Figure record listings:
------------------------------------------------

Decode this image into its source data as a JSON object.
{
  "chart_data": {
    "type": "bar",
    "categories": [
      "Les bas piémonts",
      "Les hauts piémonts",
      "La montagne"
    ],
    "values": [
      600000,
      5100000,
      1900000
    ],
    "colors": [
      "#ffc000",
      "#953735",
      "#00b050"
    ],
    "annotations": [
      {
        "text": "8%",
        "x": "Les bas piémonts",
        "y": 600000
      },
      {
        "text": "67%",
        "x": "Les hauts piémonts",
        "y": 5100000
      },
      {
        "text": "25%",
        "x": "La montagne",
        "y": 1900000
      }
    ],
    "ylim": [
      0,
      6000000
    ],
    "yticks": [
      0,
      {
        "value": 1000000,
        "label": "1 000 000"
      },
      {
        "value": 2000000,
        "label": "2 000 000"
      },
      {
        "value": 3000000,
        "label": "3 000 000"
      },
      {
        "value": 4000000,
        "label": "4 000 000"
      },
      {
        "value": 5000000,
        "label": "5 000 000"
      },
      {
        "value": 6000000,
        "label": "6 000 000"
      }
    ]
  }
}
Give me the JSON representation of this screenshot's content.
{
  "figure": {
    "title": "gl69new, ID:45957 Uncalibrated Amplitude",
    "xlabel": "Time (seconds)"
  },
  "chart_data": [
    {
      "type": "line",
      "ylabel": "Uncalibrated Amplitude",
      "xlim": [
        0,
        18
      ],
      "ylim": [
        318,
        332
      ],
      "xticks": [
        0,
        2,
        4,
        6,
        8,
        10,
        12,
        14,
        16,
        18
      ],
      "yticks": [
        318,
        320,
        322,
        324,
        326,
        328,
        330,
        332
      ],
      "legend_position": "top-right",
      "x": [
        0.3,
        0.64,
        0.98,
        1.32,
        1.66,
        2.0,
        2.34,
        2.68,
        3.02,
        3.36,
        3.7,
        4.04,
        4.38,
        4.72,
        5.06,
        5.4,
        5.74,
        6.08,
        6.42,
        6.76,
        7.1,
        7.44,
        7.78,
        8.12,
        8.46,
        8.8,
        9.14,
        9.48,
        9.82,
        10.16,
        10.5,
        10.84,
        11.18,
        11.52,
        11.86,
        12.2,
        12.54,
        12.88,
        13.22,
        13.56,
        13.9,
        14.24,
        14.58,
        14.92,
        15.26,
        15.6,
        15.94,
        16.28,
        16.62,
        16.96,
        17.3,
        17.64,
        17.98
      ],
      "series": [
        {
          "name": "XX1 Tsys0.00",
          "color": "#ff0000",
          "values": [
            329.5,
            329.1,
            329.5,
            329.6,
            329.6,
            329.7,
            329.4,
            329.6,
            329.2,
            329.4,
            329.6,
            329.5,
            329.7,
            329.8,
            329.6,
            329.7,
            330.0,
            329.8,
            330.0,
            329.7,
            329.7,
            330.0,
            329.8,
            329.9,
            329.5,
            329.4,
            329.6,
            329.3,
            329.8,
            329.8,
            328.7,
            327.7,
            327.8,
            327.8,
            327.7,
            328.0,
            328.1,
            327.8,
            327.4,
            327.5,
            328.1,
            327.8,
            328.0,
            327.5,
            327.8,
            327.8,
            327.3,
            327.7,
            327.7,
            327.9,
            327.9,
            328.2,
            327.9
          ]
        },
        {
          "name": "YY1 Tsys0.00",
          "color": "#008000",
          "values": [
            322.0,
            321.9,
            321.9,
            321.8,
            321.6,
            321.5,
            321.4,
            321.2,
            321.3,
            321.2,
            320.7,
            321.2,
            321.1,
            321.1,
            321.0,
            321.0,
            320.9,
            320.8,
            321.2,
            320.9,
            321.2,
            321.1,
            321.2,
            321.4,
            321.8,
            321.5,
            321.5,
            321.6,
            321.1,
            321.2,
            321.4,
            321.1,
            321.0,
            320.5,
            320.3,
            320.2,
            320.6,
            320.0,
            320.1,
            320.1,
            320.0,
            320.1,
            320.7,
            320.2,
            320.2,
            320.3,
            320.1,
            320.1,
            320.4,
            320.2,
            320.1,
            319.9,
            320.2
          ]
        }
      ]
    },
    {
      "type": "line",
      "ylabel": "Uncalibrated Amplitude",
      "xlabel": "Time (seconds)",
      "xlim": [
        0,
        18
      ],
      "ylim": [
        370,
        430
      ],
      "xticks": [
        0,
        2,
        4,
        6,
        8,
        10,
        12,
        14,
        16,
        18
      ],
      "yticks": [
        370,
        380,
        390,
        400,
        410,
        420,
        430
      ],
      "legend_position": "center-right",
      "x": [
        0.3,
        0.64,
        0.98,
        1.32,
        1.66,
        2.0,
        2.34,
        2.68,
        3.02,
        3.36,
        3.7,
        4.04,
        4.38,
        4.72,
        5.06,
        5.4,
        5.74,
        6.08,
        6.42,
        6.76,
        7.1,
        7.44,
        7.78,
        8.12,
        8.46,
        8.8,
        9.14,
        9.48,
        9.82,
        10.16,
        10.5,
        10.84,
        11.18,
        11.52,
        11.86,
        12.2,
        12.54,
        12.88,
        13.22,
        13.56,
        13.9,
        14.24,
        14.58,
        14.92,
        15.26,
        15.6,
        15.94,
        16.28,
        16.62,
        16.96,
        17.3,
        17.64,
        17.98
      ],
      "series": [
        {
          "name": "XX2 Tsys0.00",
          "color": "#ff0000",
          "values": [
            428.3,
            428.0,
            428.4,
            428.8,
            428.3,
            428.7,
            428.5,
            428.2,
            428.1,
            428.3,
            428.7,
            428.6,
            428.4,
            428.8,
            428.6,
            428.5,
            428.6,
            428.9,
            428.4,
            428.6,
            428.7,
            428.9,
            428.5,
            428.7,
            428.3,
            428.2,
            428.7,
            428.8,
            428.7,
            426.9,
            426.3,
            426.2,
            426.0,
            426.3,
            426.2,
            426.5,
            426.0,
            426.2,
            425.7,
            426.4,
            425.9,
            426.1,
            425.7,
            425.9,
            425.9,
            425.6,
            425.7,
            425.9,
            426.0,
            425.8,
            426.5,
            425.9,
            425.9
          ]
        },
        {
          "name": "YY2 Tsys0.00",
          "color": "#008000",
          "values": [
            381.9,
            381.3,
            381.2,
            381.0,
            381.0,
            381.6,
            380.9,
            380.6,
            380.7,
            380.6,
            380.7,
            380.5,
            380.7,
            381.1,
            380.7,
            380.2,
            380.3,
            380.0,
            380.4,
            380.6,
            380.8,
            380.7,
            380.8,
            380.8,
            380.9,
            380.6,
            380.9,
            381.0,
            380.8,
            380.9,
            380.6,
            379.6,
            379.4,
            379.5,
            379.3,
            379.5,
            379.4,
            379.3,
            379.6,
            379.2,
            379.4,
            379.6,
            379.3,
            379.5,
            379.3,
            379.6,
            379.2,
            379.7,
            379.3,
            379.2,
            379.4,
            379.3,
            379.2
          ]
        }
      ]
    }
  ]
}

------------------------------------------------

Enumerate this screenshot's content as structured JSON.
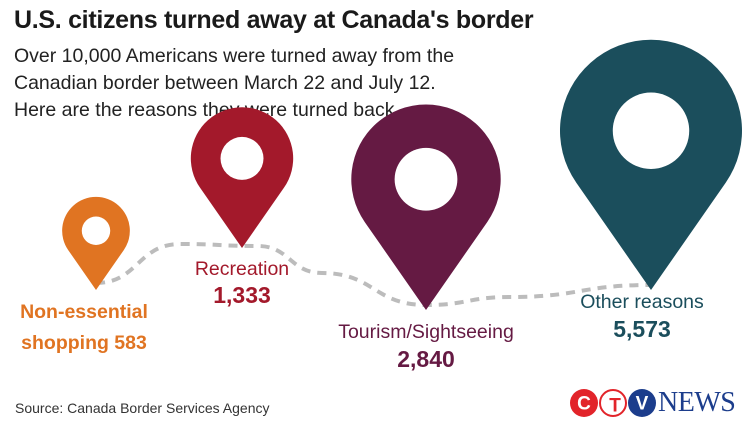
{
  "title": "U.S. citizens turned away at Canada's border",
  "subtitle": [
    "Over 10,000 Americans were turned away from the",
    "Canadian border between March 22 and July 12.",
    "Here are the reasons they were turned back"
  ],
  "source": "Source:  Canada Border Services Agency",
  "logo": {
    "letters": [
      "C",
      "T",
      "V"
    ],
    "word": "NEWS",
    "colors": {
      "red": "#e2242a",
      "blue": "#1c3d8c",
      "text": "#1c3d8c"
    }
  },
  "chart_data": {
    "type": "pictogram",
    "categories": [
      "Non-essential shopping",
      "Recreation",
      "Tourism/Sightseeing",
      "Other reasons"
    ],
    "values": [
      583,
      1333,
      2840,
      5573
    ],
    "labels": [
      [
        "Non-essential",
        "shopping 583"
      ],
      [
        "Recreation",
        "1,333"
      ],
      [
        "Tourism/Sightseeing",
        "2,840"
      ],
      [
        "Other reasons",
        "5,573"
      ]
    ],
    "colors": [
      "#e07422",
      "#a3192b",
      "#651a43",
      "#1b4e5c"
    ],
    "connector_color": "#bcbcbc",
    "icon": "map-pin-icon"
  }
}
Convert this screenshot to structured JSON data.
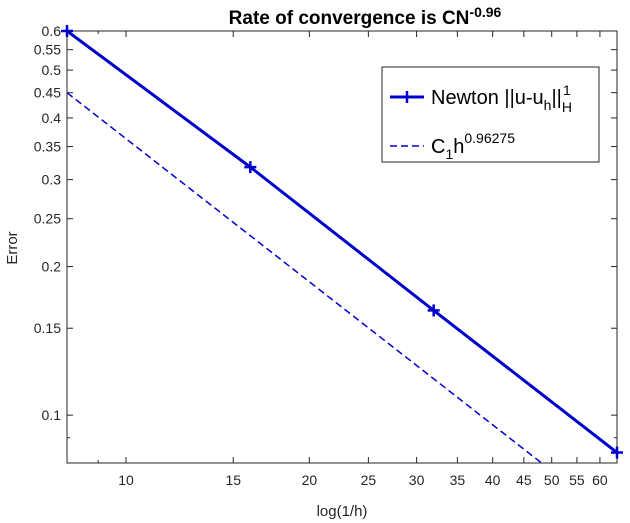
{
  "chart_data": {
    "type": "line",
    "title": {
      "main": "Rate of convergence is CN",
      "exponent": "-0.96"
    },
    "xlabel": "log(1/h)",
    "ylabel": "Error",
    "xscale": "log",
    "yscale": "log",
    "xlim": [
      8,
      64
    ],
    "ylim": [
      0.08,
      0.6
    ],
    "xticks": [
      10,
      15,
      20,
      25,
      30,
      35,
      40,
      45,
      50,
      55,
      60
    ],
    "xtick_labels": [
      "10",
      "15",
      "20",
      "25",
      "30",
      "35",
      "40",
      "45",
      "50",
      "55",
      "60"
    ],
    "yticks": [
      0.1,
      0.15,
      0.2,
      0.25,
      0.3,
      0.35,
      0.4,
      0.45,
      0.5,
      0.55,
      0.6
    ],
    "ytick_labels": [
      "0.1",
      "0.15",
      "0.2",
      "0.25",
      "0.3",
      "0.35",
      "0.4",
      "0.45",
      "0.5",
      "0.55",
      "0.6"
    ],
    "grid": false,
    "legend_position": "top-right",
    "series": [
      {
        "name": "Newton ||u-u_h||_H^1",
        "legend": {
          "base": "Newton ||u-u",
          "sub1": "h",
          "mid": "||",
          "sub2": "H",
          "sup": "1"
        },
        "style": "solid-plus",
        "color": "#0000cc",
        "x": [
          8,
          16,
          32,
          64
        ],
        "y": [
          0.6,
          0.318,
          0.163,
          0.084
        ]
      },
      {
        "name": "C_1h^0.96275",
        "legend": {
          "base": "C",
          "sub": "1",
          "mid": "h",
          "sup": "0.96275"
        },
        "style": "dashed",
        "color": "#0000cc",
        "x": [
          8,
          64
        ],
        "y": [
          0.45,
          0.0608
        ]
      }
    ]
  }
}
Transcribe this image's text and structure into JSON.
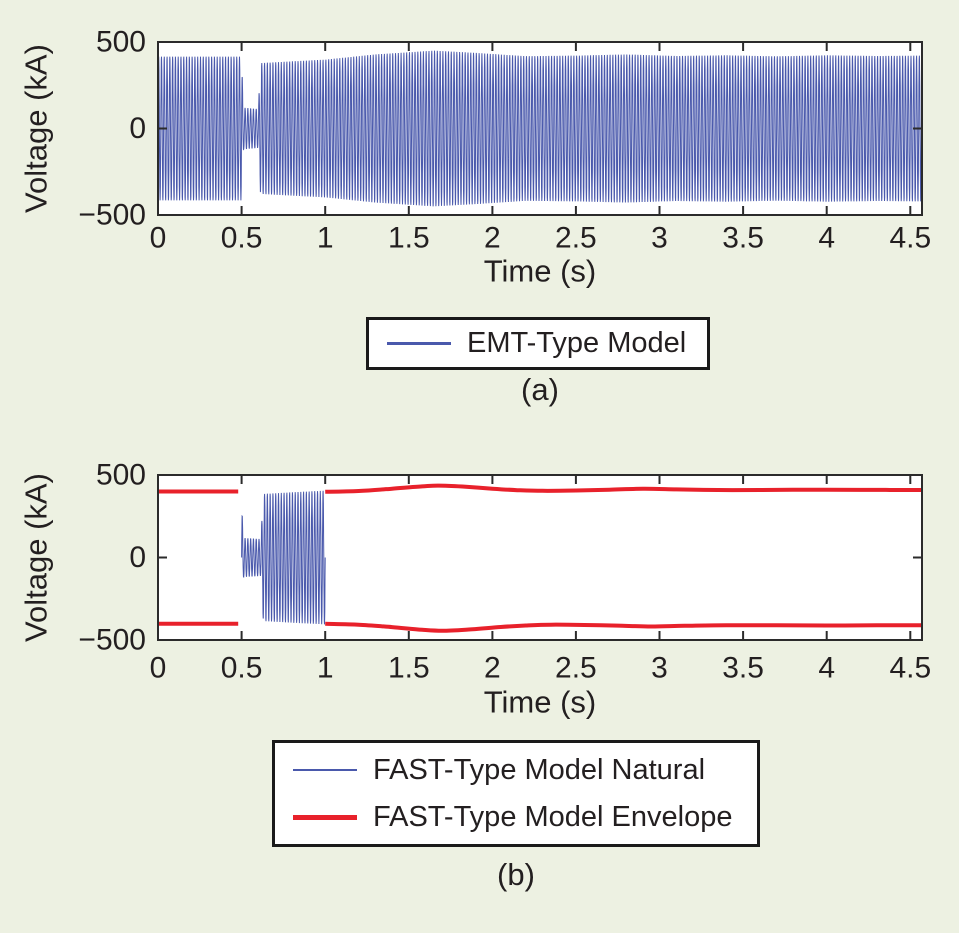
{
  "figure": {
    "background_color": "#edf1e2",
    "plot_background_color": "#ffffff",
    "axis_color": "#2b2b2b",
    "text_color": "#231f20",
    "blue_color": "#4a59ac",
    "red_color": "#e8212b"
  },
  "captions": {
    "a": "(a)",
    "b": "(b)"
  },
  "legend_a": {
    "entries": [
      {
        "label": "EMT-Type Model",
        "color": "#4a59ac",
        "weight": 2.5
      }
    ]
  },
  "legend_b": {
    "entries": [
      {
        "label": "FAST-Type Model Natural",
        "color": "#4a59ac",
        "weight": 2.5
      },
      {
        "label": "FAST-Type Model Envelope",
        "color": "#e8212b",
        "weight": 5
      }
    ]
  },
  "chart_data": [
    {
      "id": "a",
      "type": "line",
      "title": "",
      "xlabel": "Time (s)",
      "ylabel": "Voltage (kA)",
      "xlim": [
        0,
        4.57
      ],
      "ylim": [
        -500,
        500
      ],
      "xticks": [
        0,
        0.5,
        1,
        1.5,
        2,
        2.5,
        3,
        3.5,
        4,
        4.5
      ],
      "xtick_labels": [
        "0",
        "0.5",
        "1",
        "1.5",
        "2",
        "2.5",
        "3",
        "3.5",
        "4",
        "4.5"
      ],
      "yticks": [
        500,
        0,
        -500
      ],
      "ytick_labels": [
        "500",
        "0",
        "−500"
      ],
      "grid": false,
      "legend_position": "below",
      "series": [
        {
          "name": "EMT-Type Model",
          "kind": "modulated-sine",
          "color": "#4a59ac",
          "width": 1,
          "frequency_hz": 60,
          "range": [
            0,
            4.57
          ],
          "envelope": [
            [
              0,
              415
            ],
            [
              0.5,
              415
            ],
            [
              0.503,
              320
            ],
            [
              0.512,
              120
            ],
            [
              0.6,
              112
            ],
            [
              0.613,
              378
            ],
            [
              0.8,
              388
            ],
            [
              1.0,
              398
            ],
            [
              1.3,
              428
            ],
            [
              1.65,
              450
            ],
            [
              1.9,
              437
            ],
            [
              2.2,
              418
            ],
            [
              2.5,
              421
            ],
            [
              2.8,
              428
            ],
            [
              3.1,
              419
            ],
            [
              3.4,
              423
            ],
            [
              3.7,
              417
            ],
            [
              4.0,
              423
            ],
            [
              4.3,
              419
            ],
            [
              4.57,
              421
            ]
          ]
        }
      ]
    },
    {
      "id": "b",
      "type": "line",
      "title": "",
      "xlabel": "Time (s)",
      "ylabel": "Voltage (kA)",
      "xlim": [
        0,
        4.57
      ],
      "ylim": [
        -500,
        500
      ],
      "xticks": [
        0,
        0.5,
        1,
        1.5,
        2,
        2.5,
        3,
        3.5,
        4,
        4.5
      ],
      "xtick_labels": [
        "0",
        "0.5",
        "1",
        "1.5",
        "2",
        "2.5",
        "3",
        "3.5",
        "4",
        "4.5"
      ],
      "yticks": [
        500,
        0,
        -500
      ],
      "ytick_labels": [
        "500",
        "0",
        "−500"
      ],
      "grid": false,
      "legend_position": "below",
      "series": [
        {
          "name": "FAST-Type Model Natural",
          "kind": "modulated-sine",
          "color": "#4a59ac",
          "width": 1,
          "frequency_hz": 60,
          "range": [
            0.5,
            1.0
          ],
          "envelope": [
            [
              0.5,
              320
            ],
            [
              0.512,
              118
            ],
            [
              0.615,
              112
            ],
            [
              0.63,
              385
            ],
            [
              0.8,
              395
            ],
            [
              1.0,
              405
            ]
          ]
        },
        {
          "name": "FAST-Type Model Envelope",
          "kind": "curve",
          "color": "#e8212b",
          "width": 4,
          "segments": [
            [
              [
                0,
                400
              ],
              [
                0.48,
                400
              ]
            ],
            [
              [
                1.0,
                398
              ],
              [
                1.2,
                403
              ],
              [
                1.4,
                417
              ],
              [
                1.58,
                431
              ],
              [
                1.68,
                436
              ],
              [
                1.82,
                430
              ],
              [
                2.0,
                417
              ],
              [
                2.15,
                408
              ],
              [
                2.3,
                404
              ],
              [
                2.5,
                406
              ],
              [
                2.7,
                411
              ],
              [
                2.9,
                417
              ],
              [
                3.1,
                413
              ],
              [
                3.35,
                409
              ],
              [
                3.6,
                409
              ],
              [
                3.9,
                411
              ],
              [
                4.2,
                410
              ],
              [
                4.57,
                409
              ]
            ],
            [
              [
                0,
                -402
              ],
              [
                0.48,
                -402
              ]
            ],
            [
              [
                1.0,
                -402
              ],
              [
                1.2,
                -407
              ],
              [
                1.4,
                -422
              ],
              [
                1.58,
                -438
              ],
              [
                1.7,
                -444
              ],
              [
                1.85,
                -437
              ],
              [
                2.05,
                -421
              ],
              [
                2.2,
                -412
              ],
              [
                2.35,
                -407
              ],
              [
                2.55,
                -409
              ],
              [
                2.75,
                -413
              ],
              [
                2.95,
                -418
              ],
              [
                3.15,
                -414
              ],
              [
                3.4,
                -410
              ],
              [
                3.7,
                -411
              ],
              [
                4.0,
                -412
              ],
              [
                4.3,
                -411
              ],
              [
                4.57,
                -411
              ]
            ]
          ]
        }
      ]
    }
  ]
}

------------------------------------------------

## WHAT THE EXERCISE ASKS
Return all lines containing "reasons".

## RIGHT ANSWER
    "Here are the reasons they were turned back"
      "Other reasons"
        "Other reasons",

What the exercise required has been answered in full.